--- What is required ---
Every entry must be given again exactly.

--- Supplied data ---
******

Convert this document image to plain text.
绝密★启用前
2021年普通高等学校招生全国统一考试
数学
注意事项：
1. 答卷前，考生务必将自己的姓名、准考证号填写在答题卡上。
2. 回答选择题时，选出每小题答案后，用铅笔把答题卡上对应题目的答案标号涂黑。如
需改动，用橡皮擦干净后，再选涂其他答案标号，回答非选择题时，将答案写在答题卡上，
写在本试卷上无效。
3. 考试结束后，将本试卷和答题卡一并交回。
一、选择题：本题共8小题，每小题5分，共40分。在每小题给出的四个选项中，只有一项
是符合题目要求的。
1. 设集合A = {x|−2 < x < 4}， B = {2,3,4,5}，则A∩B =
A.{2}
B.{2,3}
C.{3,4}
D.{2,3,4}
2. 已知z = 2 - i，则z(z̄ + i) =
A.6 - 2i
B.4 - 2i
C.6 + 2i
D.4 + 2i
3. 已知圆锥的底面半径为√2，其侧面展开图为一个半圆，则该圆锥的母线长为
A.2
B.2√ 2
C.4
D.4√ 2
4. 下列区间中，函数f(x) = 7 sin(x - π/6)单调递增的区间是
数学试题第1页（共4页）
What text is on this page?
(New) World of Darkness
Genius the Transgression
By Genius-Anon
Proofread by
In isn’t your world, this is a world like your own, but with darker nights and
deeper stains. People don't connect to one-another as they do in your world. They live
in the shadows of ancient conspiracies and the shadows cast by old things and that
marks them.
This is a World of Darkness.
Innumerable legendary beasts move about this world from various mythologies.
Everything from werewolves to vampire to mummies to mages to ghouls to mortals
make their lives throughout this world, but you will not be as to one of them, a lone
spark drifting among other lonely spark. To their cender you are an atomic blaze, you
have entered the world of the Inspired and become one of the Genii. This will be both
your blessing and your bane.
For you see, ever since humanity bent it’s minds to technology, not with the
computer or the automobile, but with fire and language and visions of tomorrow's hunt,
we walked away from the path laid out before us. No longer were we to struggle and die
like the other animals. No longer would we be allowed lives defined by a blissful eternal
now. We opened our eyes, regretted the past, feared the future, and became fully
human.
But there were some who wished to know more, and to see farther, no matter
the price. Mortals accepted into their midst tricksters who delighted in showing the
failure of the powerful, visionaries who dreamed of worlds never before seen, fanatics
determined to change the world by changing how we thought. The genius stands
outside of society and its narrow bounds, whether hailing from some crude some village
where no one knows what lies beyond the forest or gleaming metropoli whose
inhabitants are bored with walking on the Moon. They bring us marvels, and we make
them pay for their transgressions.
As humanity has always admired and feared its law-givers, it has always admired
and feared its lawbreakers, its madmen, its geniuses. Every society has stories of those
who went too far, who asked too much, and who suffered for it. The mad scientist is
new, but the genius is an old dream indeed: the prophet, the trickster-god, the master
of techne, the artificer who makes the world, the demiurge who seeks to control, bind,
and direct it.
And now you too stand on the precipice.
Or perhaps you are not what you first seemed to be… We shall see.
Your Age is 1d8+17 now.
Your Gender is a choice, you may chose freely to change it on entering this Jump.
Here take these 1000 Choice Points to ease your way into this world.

******

--- Problem solution ---
Convert this document image to plain text.
绝密★启用前
2021年普通高等学校招生全国统一考试
数学
注意事项：
1. 答卷前，考生务必将自己的姓名、准考证号填写在答题卡上。
2. 回答选择题时，选出每小题答案后，用铅笔把答题卡上对应题目的答案标号涂黑。如
需改动，用橡皮擦干净后，再选涂其他答案标号，回答非选择题时，将答案写在答题卡上，
写在本试卷上无效。
3. 考试结束后，将本试卷和答题卡一并交回。
一、选择题：本题共8小题，每小题5分，共40分。在每小题给出的四个选项中，只有一项
是符合题目要求的。
1. 设集合A = {x|−2 < x < 4}， B = {2,3,4,5}，则A∩B =
A.{2}
B.{2,3}
C.{3,4}
D.{2,3,4}
2. 已知z = 2 - i，则z(z̄ + i) =
A.6 - 2i
B.4 - 2i
C.6 + 2i
D.4 + 2i
3. 已知圆锥的底面半径为√2，其侧面展开图为一个半圆，则该圆锥的母线长为
A.2
B.2√ 2
C.4
D.4√ 2
4. 下列区间中，函数f(x) = 7 sin(x - π/6)单调递增的区间是
数学试题第1页（共4页）
What text is on this page?
(New) World of Darkness
Genius the Transgression
By Genius-Anon
Proofread by
In isn’t your world, this is a world like your own, but with darker nights and
deeper stains. People don't connect to one-another as they do in your world. They live
in the shadows of ancient conspiracies and the shadows cast by old things and that
marks them.
This is a World of Darkness.
Innumerable legendary beasts move about this world from various mythologies.
Everything from werewolves to vampire to mummies to mages to ghouls to mortals
make their lives throughout this world, but you will not be as to one of them, a lone
spark drifting among other lonely spark. To their cender you are an atomic blaze, you
have entered the world of the Inspired and become one of the Genii. This will be both
your blessing and your bane.
For you see, ever since humanity bent it’s minds to technology, not with the
computer or the automobile, but with fire and language and visions of tomorrow's hunt,
we walked away from the path laid out before us. No longer were we to struggle and die
like the other animals. No longer would we be allowed lives defined by a blissful eternal
now. We opened our eyes, regretted the past, feared the future, and became fully
human.
But there were some who wished to know more, and to see farther, no matter
the price. Mortals accepted into their midst tricksters who delighted in showing the
failure of the powerful, visionaries who dreamed of worlds never before seen, fanatics
determined to change the world by changing how we thought. The genius stands
outside of society and its narrow bounds, whether hailing from some crude some village
where no one knows what lies beyond the forest or gleaming metropoli whose
inhabitants are bored with walking on the Moon. They bring us marvels, and we make
them pay for their transgressions.
As humanity has always admired and feared its law-givers, it has always admired
and feared its lawbreakers, its madmen, its geniuses. Every society has stories of those
who went too far, who asked too much, and who suffered for it. The mad scientist is
new, but the genius is an old dream indeed: the prophet, the trickster-god, the master
of techne, the artificer who makes the world, the demiurge who seeks to control, bind,
and direct it.
And now you too stand on the precipice.
Or perhaps you are not what you first seemed to be… We shall see.
Your Age is 1d8+17 now.
Your Gender is a choice, you may chose freely to change it on entering this Jump.
Here take these 1000 Choice Points to ease your way into this world.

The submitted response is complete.